___ The records ___

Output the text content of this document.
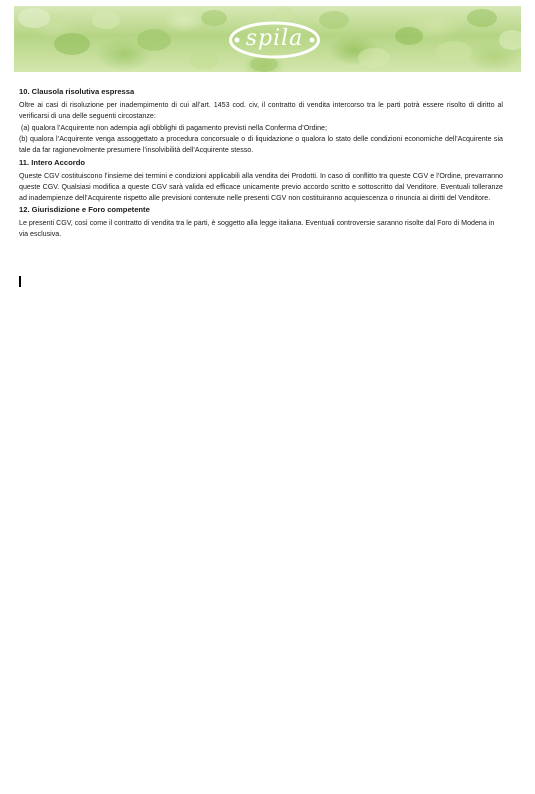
spila
10. Clausola risolutiva espressa

Oltre ai casi di risoluzione per inadempimento di cui all’art. 1453 cod. civ, il contratto di vendita intercorso tra le parti potrà essere risolto di diritto al verificarsi di una delle seguenti circostanze:

(a) qualora l’Acquirente non adempia agli obblighi di pagamento previsti nella Conferma d’Ordine;

(b) qualora l’Acquirente venga assoggettato a procedura concorsuale o di liquidazione o qualora lo stato delle condizioni economiche dell’Acquirente sia tale da far ragionevolmente presumere l’insolvibilità dell’Acquirente stesso.

11. Intero Accordo

Queste CGV costituiscono l’insieme dei termini e condizioni applicabili alla vendita dei Prodotti. In caso di conflitto tra queste CGV e l’Ordine, prevarranno queste CGV. Qualsiasi modifica a queste CGV sarà valida ed efficace unicamente previo accordo scritto e sottoscritto dal Venditore. Eventuali tolleranze ad inadempienze dell’Acquirente rispetto alle previsioni contenute nelle presenti CGV non costituiranno acquiescenza o rinuncia ai diritti del Venditore.

12. Giurisdizione e Foro competente

Le presenti CGV, così come il contratto di vendita tra le parti, è soggetto alla legge italiana. Eventuali controversie saranno risolte dal Foro di Modena in via esclusiva.
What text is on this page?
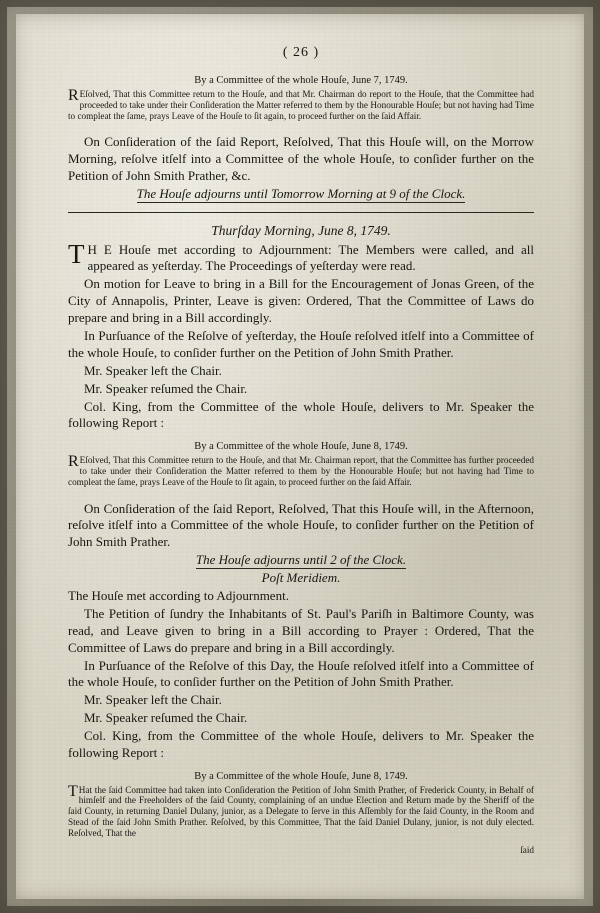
( 26 )
By a Committee of the whole Houſe, June 7, 1749.
R Eſolved, That this Committee return to the Houſe, and that Mr. Chairman do report to the Houſe, that the Committee had proceeded to take under their Conſideration the Matter referred to them by the Honourable Houſe; but not having had Time to compleat the ſame, prays Leave of the Houſe to ſit again, to proceed further on the ſaid Affair.

On Conſideration of the ſaid Report, Reſolved, That this Houſe will, on the Morrow Morning, reſolve itſelf into a Committee of the whole Houſe, to conſider further on the Petition of John Smith Prather, &c.

The Houſe adjourns until Tomorrow Morning at 9 of the Clock.

Thurſday Morning, June 8, 1749.

T H E Houſe met according to Adjournment: The Members were called, and all appeared as yeſterday. The Proceedings of yeſterday were read.

On motion for Leave to bring in a Bill for the Encouragement of Jonas Green, of the City of Annapolis, Printer, Leave is given: Ordered, That the Committee of Laws do prepare and bring in a Bill accordingly.

In Purſuance of the Reſolve of yeſterday, the Houſe reſolved itſelf into a Committee of the whole Houſe, to conſider further on the Petition of John Smith Prather.

Mr. Speaker left the Chair.

Mr. Speaker reſumed the Chair.

Col. King, from the Committee of the whole Houſe, delivers to Mr. Speaker the following Report :

By a Committee of the whole Houſe, June 8, 1749.
R Eſolved, That this Committee return to the Houſe, and that Mr. Chairman report, that the Committee has further proceeded to take under their Conſideration the Matter referred to them by the Honourable Houſe; but not having had Time to compleat the ſame, prays Leave of the Houſe to ſit again, to proceed further on the ſaid Affair.

On Conſideration of the ſaid Report, Reſolved, That this Houſe will, in the Afternoon, reſolve itſelf into a Committee of the whole Houſe, to conſider further on the Petition of John Smith Prather.

The Houſe adjourns until 2 of the Clock.

Poſt Meridiem.

The Houſe met according to Adjournment.

The Petition of ſundry the Inhabitants of St. Paul's Pariſh in Baltimore County, was read, and Leave given to bring in a Bill according to Prayer : Ordered, That the Committee of Laws do prepare and bring in a Bill accordingly.

In Purſuance of the Reſolve of this Day, the Houſe reſolved itſelf into a Committee of the whole Houſe, to conſider further on the Petition of John Smith Prather.

Mr. Speaker left the Chair.

Mr. Speaker reſumed the Chair.

Col. King, from the Committee of the whole Houſe, delivers to Mr. Speaker the following Report :

By a Committee of the whole Houſe, June 8, 1749.
T Hat the ſaid Committee had taken into Conſideration the Petition of John Smith Prather, of Frederick County, in Behalf of himſelf and the Freeholders of the ſaid County, complaining of an undue Election and Return made by the Sheriff of the ſaid County, in returning Daniel Dulany, junior, as a Delegate to ſerve in this Aſſembly for the ſaid County, in the Room and Stead of the ſaid John Smith Prather. Reſolved, by this Committee, That the ſaid Daniel Dulany, junior, is not duly elected. Reſolved, That the
ſaid
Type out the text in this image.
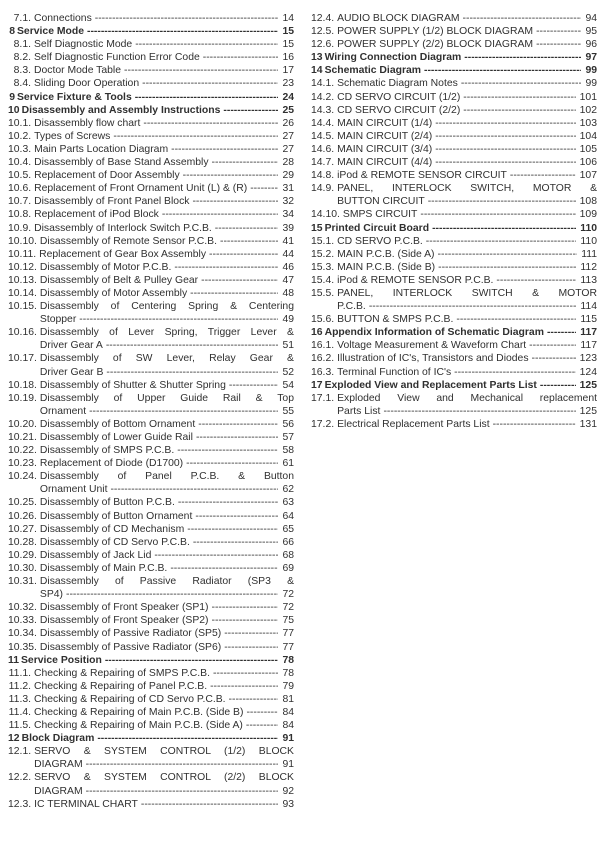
7.1. Connections -----	14
8 Service Mode -----	15
8.1. Self Diagnostic Mode -----	15
8.2. Self Diagnostic Function Error Code -----	16
8.3. Doctor Mode Table -----	17
8.4. Sliding Door Operation -----	23
9 Service Fixture & Tools -----	24
10 Disassembly and Assembly Instructions -----	25
10.1. Disassembly flow chart -----	26
10.2. Types of Screws -----	27
10.3. Main Parts Location Diagram -----	27
10.4. Disassembly of Base Stand Assembly -----	28
10.5. Replacement of Door Assembly -----	29
10.6. Replacement of Front Ornament Unit (L) & (R) -----	31
10.7. Disassembly of Front Panel Block -----	32
10.8. Replacement of iPod Block -----	34
10.9. Disassembly of Interlock Switch P.C.B. -----	39
10.10. Disassembly of Remote Sensor P.C.B. -----	41
10.11. Replacement of Gear Box Assembly -----	44
10.12. Disassembly of Motor P.C.B. -----	46
10.13. Disassembly of Belt & Pulley Gear -----	47
10.14. Disassembly of Motor Assembly -----	48
10.15. Disassembly of Centering Spring & Centering
Stopper -----	49
10.16. Disassembly of Lever Spring, Trigger Lever &
Driver Gear A -----	51
10.17. Disassembly of SW Lever, Relay Gear &
Driver Gear B -----	52
10.18. Disassembly of Shutter & Shutter Spring -----	54
10.19. Disassembly of Upper Guide Rail & Top
Ornament -----	55
10.20. Disassembly of Bottom Ornament -----	56
10.21. Disassembly of Lower Guide Rail -----	57
10.22. Disassembly of SMPS P.C.B. -----	58
10.23. Replacement of Diode (D1700) -----	61
10.24. Disassembly of Panel P.C.B. & Button
Ornament Unit -----	62
10.25. Disassembly of Button P.C.B. -----	63
10.26. Disassembly of Button Ornament -----	64
10.27. Disassembly of CD Mechanism -----	65
10.28. Disassembly of CD Servo P.C.B. -----	66
10.29. Disassembly of Jack Lid -----	68
10.30. Disassembly of Main P.C.B. -----	69
10.31. Disassembly of Passive Radiator (SP3 &
SP4) -----	72
10.32. Disassembly of Front Speaker (SP1) -----	72
10.33. Disassembly of Front Speaker (SP2) -----	75
10.34. Disassembly of Passive Radiator (SP5) -----	77
10.35. Disassembly of Passive Radiator (SP6) -----	77
11 Service Position -----	78
11.1. Checking & Repairing of SMPS P.C.B. -----	78
11.2. Checking & Repairing of Panel P.C.B. -----	79
11.3. Checking & Repairing of CD Servo P.C.B. -----	81
11.4. Checking & Repairing of Main P.C.B. (Side B) -----	84
11.5. Checking & Repairing of Main P.C.B. (Side A) -----	84
12 Block Diagram -----	91
12.1. SERVO & SYSTEM CONTROL (1/2) BLOCK
DIAGRAM -----	91
12.2. SERVO & SYSTEM CONTROL (2/2) BLOCK
DIAGRAM -----	92
12.3. IC TERMINAL CHART -----	93
12.4. AUDIO BLOCK DIAGRAM -----	94
12.5. POWER SUPPLY (1/2) BLOCK DIAGRAM -----	95
12.6. POWER SUPPLY (2/2) BLOCK DIAGRAM -----	96
13 Wiring Connection Diagram -----	97
14 Schematic Diagram -----	99
14.1. Schematic Diagram Notes -----	99
14.2. CD SERVO CIRCUIT (1/2) -----	101
14.3. CD SERVO CIRCUIT (2/2) -----	102
14.4. MAIN CIRCUIT (1/4) -----	103
14.5. MAIN CIRCUIT (2/4) -----	104
14.6. MAIN CIRCUIT (3/4) -----	105
14.7. MAIN CIRCUIT (4/4) -----	106
14.8. iPod & REMOTE SENSOR CIRCUIT -----	107
14.9. PANEL, INTERLOCK SWITCH, MOTOR &
BUTTON CIRCUIT -----	108
14.10. SMPS CIRCUIT -----	109
15 Printed Circuit Board -----	110
15.1. CD SERVO P.C.B. -----	110
15.2. MAIN P.C.B. (Side A) -----	111
15.3. MAIN P.C.B. (Side B) -----	112
15.4. iPod & REMOTE SENSOR P.C.B. -----	113
15.5. PANEL, INTERLOCK SWITCH & MOTOR
P.C.B. -----	114
15.6. BUTTON & SMPS P.C.B. -----	115
16 Appendix Information of Schematic Diagram -----	117
16.1. Voltage Measurement & Waveform Chart -----	117
16.2. Illustration of IC's, Transistors and Diodes -----	123
16.3. Terminal Function of IC's -----	124
17 Exploded View and Replacement Parts List -----	125
17.1. Exploded View and Mechanical replacement
Parts List -----	125
17.2. Electrical Replacement Parts List -----	131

___

What this task involves: Copy all lines from the entries that contain the word "until".

Solution for this exercise:
The Houſe adjourns until Tomorrow Morning at 9 of the Clock.
The Houſe adjourns until 2 of the Clock.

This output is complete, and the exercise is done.